▼
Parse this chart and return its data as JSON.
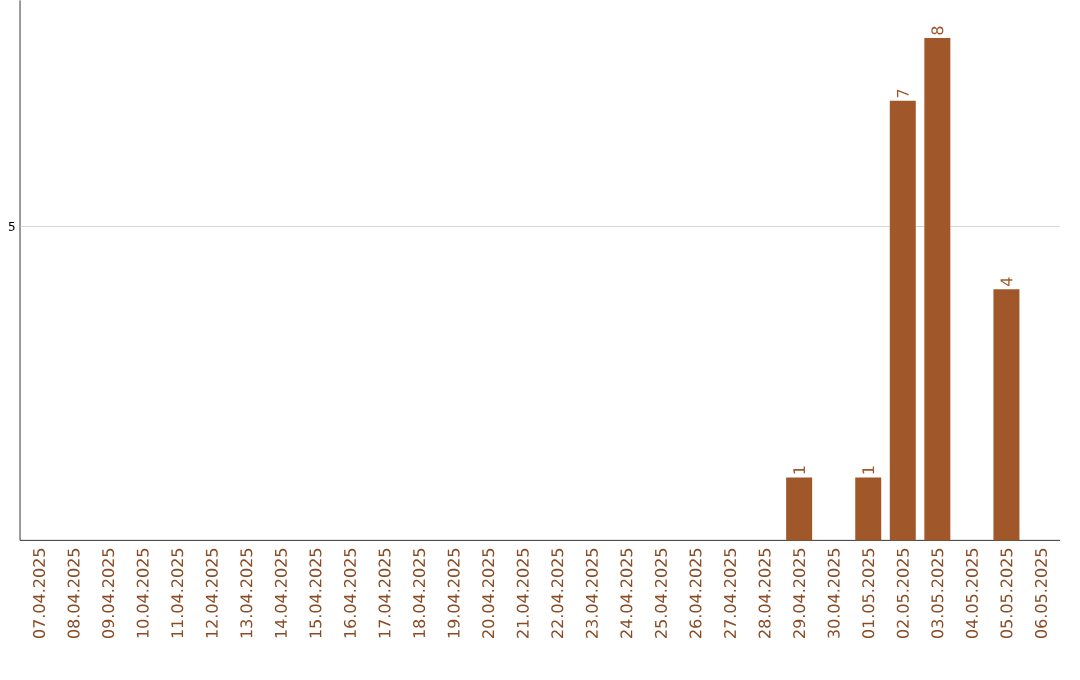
{
  "chart_data": {
    "type": "bar",
    "categories": [
      "07.04.2025",
      "08.04.2025",
      "09.04.2025",
      "10.04.2025",
      "11.04.2025",
      "12.04.2025",
      "13.04.2025",
      "14.04.2025",
      "15.04.2025",
      "16.04.2025",
      "17.04.2025",
      "18.04.2025",
      "19.04.2025",
      "20.04.2025",
      "21.04.2025",
      "22.04.2025",
      "23.04.2025",
      "24.04.2025",
      "25.04.2025",
      "26.04.2025",
      "27.04.2025",
      "28.04.2025",
      "29.04.2025",
      "30.04.2025",
      "01.05.2025",
      "02.05.2025",
      "03.05.2025",
      "04.05.2025",
      "05.05.2025",
      "06.05.2025"
    ],
    "values": [
      null,
      null,
      null,
      null,
      null,
      null,
      null,
      null,
      null,
      null,
      null,
      null,
      null,
      null,
      null,
      null,
      null,
      null,
      null,
      null,
      null,
      null,
      1,
      null,
      1,
      7,
      8,
      null,
      4,
      null
    ],
    "data_labels": true,
    "color": "#a0582a",
    "ylim": [
      0,
      8.6
    ],
    "ref_lines": [
      {
        "axis": "y",
        "value": 5,
        "label": "5",
        "color": "#cccccc"
      }
    ]
  }
}
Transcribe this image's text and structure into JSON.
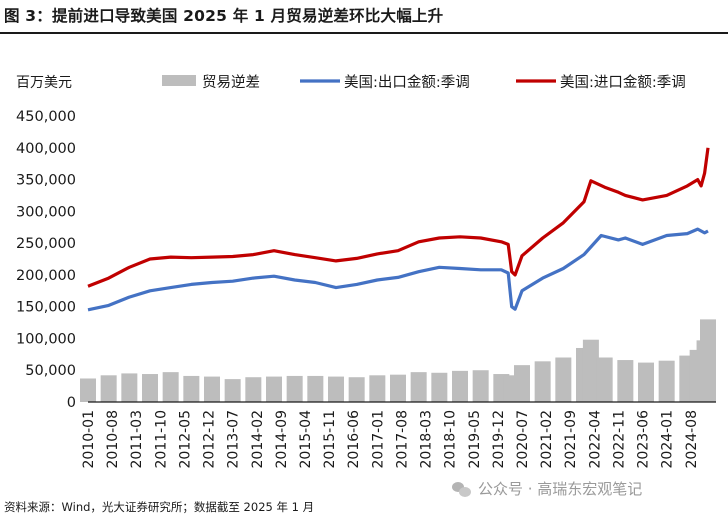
{
  "header": {
    "title": "图 3：提前进口导致美国 2025 年 1 月贸易逆差环比大幅上升"
  },
  "footer": {
    "source": "资料来源：Wind，光大证券研究所；数据截至 2025 年 1 月",
    "watermark": "公众号 · 高瑞东宏观笔记"
  },
  "colors": {
    "deficit_bar": "#bdbdbd",
    "exports_line": "#4472c4",
    "imports_line": "#c00000",
    "axis": "#1a1a1a"
  },
  "chart_data": {
    "type": "bar+line",
    "title": "",
    "xlabel": "",
    "ylabel": "百万美元",
    "ylim": [
      0,
      450000
    ],
    "yticks": [
      0,
      50000,
      100000,
      150000,
      200000,
      250000,
      300000,
      350000,
      400000,
      450000
    ],
    "ytick_labels": [
      "0",
      "50,000",
      "100,000",
      "150,000",
      "200,000",
      "250,000",
      "300,000",
      "350,000",
      "400,000",
      "450,000"
    ],
    "x_range": [
      "2010-01",
      "2025-01"
    ],
    "xtick_labels": [
      "2010-01",
      "2010-08",
      "2011-03",
      "2011-10",
      "2012-05",
      "2012-12",
      "2013-07",
      "2014-02",
      "2014-09",
      "2015-04",
      "2015-11",
      "2016-06",
      "2017-01",
      "2017-08",
      "2018-03",
      "2018-10",
      "2019-05",
      "2019-12",
      "2020-07",
      "2021-02",
      "2021-09",
      "2022-04",
      "2022-11",
      "2023-06",
      "2024-01",
      "2024-08"
    ],
    "legend_position": "top",
    "grid": false,
    "series": [
      {
        "name": "贸易逆差",
        "kind": "bar",
        "color": "#bdbdbd",
        "x": [
          "2010-01",
          "2010-07",
          "2011-01",
          "2011-07",
          "2012-01",
          "2012-07",
          "2013-01",
          "2013-07",
          "2014-01",
          "2014-07",
          "2015-01",
          "2015-07",
          "2016-01",
          "2016-07",
          "2017-01",
          "2017-07",
          "2018-01",
          "2018-07",
          "2019-01",
          "2019-07",
          "2020-01",
          "2020-04",
          "2020-07",
          "2021-01",
          "2021-07",
          "2022-01",
          "2022-03",
          "2022-07",
          "2023-01",
          "2023-07",
          "2024-01",
          "2024-07",
          "2024-10",
          "2024-12",
          "2025-01"
        ],
        "values": [
          37000,
          42000,
          45000,
          44000,
          47000,
          41000,
          40000,
          36000,
          39000,
          40000,
          41000,
          41000,
          40000,
          39000,
          42000,
          43000,
          47000,
          46000,
          49000,
          50000,
          44000,
          42000,
          58000,
          64000,
          70000,
          85000,
          98000,
          70000,
          66000,
          62000,
          65000,
          73000,
          82000,
          97000,
          130000
        ]
      },
      {
        "name": "美国:出口金额:季调",
        "kind": "line",
        "color": "#4472c4",
        "x": [
          "2010-01",
          "2010-07",
          "2011-01",
          "2011-07",
          "2012-01",
          "2012-07",
          "2013-01",
          "2013-07",
          "2014-01",
          "2014-07",
          "2015-01",
          "2015-07",
          "2016-01",
          "2016-07",
          "2017-01",
          "2017-07",
          "2018-01",
          "2018-07",
          "2019-01",
          "2019-07",
          "2020-01",
          "2020-03",
          "2020-04",
          "2020-05",
          "2020-07",
          "2021-01",
          "2021-07",
          "2022-01",
          "2022-06",
          "2022-11",
          "2023-01",
          "2023-06",
          "2024-01",
          "2024-07",
          "2024-10",
          "2024-12",
          "2025-01"
        ],
        "values": [
          145000,
          152000,
          165000,
          175000,
          180000,
          185000,
          188000,
          190000,
          195000,
          198000,
          192000,
          188000,
          180000,
          185000,
          192000,
          196000,
          205000,
          212000,
          210000,
          208000,
          208000,
          203000,
          150000,
          146000,
          175000,
          195000,
          210000,
          232000,
          262000,
          255000,
          258000,
          248000,
          262000,
          265000,
          272000,
          266000,
          269000
        ]
      },
      {
        "name": "美国:进口金额:季调",
        "kind": "line",
        "color": "#c00000",
        "x": [
          "2010-01",
          "2010-07",
          "2011-01",
          "2011-07",
          "2012-01",
          "2012-07",
          "2013-01",
          "2013-07",
          "2014-01",
          "2014-07",
          "2015-01",
          "2015-07",
          "2016-01",
          "2016-07",
          "2017-01",
          "2017-07",
          "2018-01",
          "2018-07",
          "2019-01",
          "2019-07",
          "2020-01",
          "2020-03",
          "2020-04",
          "2020-05",
          "2020-07",
          "2021-01",
          "2021-07",
          "2022-01",
          "2022-03",
          "2022-07",
          "2022-11",
          "2023-01",
          "2023-06",
          "2024-01",
          "2024-07",
          "2024-10",
          "2024-11",
          "2024-12",
          "2025-01"
        ],
        "values": [
          182000,
          195000,
          212000,
          225000,
          228000,
          227000,
          228000,
          229000,
          232000,
          238000,
          232000,
          227000,
          222000,
          226000,
          233000,
          238000,
          252000,
          258000,
          260000,
          258000,
          252000,
          248000,
          205000,
          200000,
          230000,
          258000,
          282000,
          315000,
          348000,
          338000,
          330000,
          325000,
          318000,
          325000,
          340000,
          350000,
          340000,
          360000,
          400000
        ]
      }
    ]
  }
}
▲
» Problem statement
Your copy should match the entries exactly, minus the pictures.

» Result
Parse this chart and return its data as JSON.
{
  "chart_data": {
    "type": "bar",
    "categories": [
      "07.04.2025",
      "08.04.2025",
      "09.04.2025",
      "10.04.2025",
      "11.04.2025",
      "12.04.2025",
      "13.04.2025",
      "14.04.2025",
      "15.04.2025",
      "16.04.2025",
      "17.04.2025",
      "18.04.2025",
      "19.04.2025",
      "20.04.2025",
      "21.04.2025",
      "22.04.2025",
      "23.04.2025",
      "24.04.2025",
      "25.04.2025",
      "26.04.2025",
      "27.04.2025",
      "28.04.2025",
      "29.04.2025",
      "30.04.2025",
      "01.05.2025",
      "02.05.2025",
      "03.05.2025",
      "04.05.2025",
      "05.05.2025",
      "06.05.2025"
    ],
    "values": [
      null,
      null,
      null,
      null,
      null,
      null,
      null,
      null,
      null,
      null,
      null,
      null,
      null,
      null,
      null,
      null,
      null,
      null,
      null,
      null,
      null,
      null,
      1,
      null,
      1,
      7,
      8,
      null,
      4,
      null
    ],
    "data_labels": true,
    "color": "#a0582a",
    "ylim": [
      0,
      8.6
    ],
    "ref_lines": [
      {
        "axis": "y",
        "value": 5,
        "label": "5",
        "color": "#cccccc"
      }
    ]
  }
}
Transcribe this image's text and structure into JSON.
{
  "header": {
    "title": "图 3：提前进口导致美国 2025 年 1 月贸易逆差环比大幅上升"
  },
  "footer": {
    "source": "资料来源：Wind，光大证券研究所；数据截至 2025 年 1 月",
    "watermark": "公众号 · 高瑞东宏观笔记"
  },
  "colors": {
    "deficit_bar": "#bdbdbd",
    "exports_line": "#4472c4",
    "imports_line": "#c00000",
    "axis": "#1a1a1a"
  },
  "chart_data": {
    "type": "bar+line",
    "title": "",
    "xlabel": "",
    "ylabel": "百万美元",
    "ylim": [
      0,
      450000
    ],
    "yticks": [
      0,
      50000,
      100000,
      150000,
      200000,
      250000,
      300000,
      350000,
      400000,
      450000
    ],
    "ytick_labels": [
      "0",
      "50,000",
      "100,000",
      "150,000",
      "200,000",
      "250,000",
      "300,000",
      "350,000",
      "400,000",
      "450,000"
    ],
    "x_range": [
      "2010-01",
      "2025-01"
    ],
    "xtick_labels": [
      "2010-01",
      "2010-08",
      "2011-03",
      "2011-10",
      "2012-05",
      "2012-12",
      "2013-07",
      "2014-02",
      "2014-09",
      "2015-04",
      "2015-11",
      "2016-06",
      "2017-01",
      "2017-08",
      "2018-03",
      "2018-10",
      "2019-05",
      "2019-12",
      "2020-07",
      "2021-02",
      "2021-09",
      "2022-04",
      "2022-11",
      "2023-06",
      "2024-01",
      "2024-08"
    ],
    "legend_position": "top",
    "grid": false,
    "series": [
      {
        "name": "贸易逆差",
        "kind": "bar",
        "color": "#bdbdbd",
        "x": [
          "2010-01",
          "2010-07",
          "2011-01",
          "2011-07",
          "2012-01",
          "2012-07",
          "2013-01",
          "2013-07",
          "2014-01",
          "2014-07",
          "2015-01",
          "2015-07",
          "2016-01",
          "2016-07",
          "2017-01",
          "2017-07",
          "2018-01",
          "2018-07",
          "2019-01",
          "2019-07",
          "2020-01",
          "2020-04",
          "2020-07",
          "2021-01",
          "2021-07",
          "2022-01",
          "2022-03",
          "2022-07",
          "2023-01",
          "2023-07",
          "2024-01",
          "2024-07",
          "2024-10",
          "2024-12",
          "2025-01"
        ],
        "values": [
          37000,
          42000,
          45000,
          44000,
          47000,
          41000,
          40000,
          36000,
          39000,
          40000,
          41000,
          41000,
          40000,
          39000,
          42000,
          43000,
          47000,
          46000,
          49000,
          50000,
          44000,
          42000,
          58000,
          64000,
          70000,
          85000,
          98000,
          70000,
          66000,
          62000,
          65000,
          73000,
          82000,
          97000,
          130000
        ]
      },
      {
        "name": "美国:出口金额:季调",
        "kind": "line",
        "color": "#4472c4",
        "x": [
          "2010-01",
          "2010-07",
          "2011-01",
          "2011-07",
          "2012-01",
          "2012-07",
          "2013-01",
          "2013-07",
          "2014-01",
          "2014-07",
          "2015-01",
          "2015-07",
          "2016-01",
          "2016-07",
          "2017-01",
          "2017-07",
          "2018-01",
          "2018-07",
          "2019-01",
          "2019-07",
          "2020-01",
          "2020-03",
          "2020-04",
          "2020-05",
          "2020-07",
          "2021-01",
          "2021-07",
          "2022-01",
          "2022-06",
          "2022-11",
          "2023-01",
          "2023-06",
          "2024-01",
          "2024-07",
          "2024-10",
          "2024-12",
          "2025-01"
        ],
        "values": [
          145000,
          152000,
          165000,
          175000,
          180000,
          185000,
          188000,
          190000,
          195000,
          198000,
          192000,
          188000,
          180000,
          185000,
          192000,
          196000,
          205000,
          212000,
          210000,
          208000,
          208000,
          203000,
          150000,
          146000,
          175000,
          195000,
          210000,
          232000,
          262000,
          255000,
          258000,
          248000,
          262000,
          265000,
          272000,
          266000,
          269000
        ]
      },
      {
        "name": "美国:进口金额:季调",
        "kind": "line",
        "color": "#c00000",
        "x": [
          "2010-01",
          "2010-07",
          "2011-01",
          "2011-07",
          "2012-01",
          "2012-07",
          "2013-01",
          "2013-07",
          "2014-01",
          "2014-07",
          "2015-01",
          "2015-07",
          "2016-01",
          "2016-07",
          "2017-01",
          "2017-07",
          "2018-01",
          "2018-07",
          "2019-01",
          "2019-07",
          "2020-01",
          "2020-03",
          "2020-04",
          "2020-05",
          "2020-07",
          "2021-01",
          "2021-07",
          "2022-01",
          "2022-03",
          "2022-07",
          "2022-11",
          "2023-01",
          "2023-06",
          "2024-01",
          "2024-07",
          "2024-10",
          "2024-11",
          "2024-12",
          "2025-01"
        ],
        "values": [
          182000,
          195000,
          212000,
          225000,
          228000,
          227000,
          228000,
          229000,
          232000,
          238000,
          232000,
          227000,
          222000,
          226000,
          233000,
          238000,
          252000,
          258000,
          260000,
          258000,
          252000,
          248000,
          205000,
          200000,
          230000,
          258000,
          282000,
          315000,
          348000,
          338000,
          330000,
          325000,
          318000,
          325000,
          340000,
          350000,
          340000,
          360000,
          400000
        ]
      }
    ]
  }
}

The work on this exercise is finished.